**Document**
>>>>>
First, "Internet censorship" is at best a misleading name for the column because "censorship" is something governments do, not individual companies. Second, if we were to rename it to something like "results filtering" or some such, I disagree that this should be a simple "Yes/No" table column at all. There is a wide range of nuance in what would constitute such result filtering, and that cannot be adequately captured in a Yes/No button, like you can with "Is HTTPS available?" This subject is far too nuanced and contentious to be adequately summarized in a table Yes/No column. The discussions should appear at the articles for each browser. Agree? Zad68 (talk) 17:45, 2 April 2012 (UTC)

I don't see the problem with yes/no values. Eg. hiding children pornography from search results is wanted feature in most cases, but if it happens with no using setting it is censorship. I also have no idea on why you think that "censorship" is the word only describing the governments' practices; it describe action regardless its subject. — Dmitrij D. Czarkoff (talk) 17:54, 2 April 2012 (UTC)
The classical, legal definition of "censorship" is indeed limited to something governments do. It isn't technically correct to call what TV networks do when they bleep the f-word out of movies "censorship." TV networks can broadcast the f-word all day long, but they will get fined for it, as well as probably lose advertising revenue. Theirs is a business decision. In particular, it was not "censorship" when Google refused to carry abortion-related ads. You write "it describe action regardless its subject," but this gets it backwards: it's not the subject matter, it's the actor. If we're writing an encyclopedia, we should choose words for their correct meaning. However I'll stipulate to the fact people use "censorship" much more casually. So, to our discussion:
  • First could you please read Criticism_of_Google#Censorship. All the items you brought up as examples of Google "censorship" are covered here, and then some. Let's go over each one.
<<<<<
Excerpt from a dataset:
>>>>>
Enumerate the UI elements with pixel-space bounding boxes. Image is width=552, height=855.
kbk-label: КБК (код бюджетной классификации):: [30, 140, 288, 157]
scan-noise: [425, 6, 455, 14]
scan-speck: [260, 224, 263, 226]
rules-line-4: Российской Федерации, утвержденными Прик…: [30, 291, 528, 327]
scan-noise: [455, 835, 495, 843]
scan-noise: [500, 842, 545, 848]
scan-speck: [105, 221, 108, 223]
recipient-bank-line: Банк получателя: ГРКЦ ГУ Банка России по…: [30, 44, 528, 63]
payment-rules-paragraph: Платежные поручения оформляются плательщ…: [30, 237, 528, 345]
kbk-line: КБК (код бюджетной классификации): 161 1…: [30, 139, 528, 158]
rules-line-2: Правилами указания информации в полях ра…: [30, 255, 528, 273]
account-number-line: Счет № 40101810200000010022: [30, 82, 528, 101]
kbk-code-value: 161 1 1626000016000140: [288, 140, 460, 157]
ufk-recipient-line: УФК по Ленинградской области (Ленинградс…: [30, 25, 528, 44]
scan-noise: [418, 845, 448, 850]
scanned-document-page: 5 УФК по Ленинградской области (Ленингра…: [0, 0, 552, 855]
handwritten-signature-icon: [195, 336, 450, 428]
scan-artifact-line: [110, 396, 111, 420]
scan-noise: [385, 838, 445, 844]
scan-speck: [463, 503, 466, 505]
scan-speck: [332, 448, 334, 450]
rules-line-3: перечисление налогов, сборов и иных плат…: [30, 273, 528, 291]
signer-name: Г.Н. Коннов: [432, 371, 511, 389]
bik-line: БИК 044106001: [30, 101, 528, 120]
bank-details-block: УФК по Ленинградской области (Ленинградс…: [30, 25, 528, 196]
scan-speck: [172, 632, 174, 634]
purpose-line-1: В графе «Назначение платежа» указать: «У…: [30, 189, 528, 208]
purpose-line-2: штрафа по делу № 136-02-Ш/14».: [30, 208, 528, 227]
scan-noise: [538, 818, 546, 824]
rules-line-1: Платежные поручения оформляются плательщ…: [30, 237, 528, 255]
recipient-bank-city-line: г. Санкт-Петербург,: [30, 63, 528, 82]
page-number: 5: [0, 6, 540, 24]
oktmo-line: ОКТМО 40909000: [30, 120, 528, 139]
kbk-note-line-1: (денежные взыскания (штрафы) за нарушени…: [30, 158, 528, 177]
<<<<<
**Directives**
1/ Decide whether each statement agrees with the discussion: (a) Zad68 wants the column renamed to "results filtering" and kept as a Yes/No column; (b) Czarkoff sees no problem with yes/no values; (c) the later reply says it was censorship when Google refused to carry abortion-related ads. Answer yes or no for each and quote the words of the discussion that decide it.
2/ Echo the part of the discussion starting with "I don't see" and going on through "17:54, 2 April 2012 (UTC)".
The entries are separate material and have no connection to the discussion.

**The responses**
1/
(a) No: "I disagree that this should be a simple "Yes/No" table column at all."
(b) Yes: "I don't see the problem with yes/no values."
(c) No: "it was not "censorship" when Google refused to carry abortion-related ads."

2/
I don't see the problem with yes/no values. Eg. hiding children pornography from search results is wanted feature in most cases, but if it happens with no using setting it is censorship. I also have no idea on why you think that "censorship" is the word only describing the governments' practices; it describe action regardless its subject. — Dmitrij D. Czarkoff (talk) 17:54, 2 April 2012 (UTC)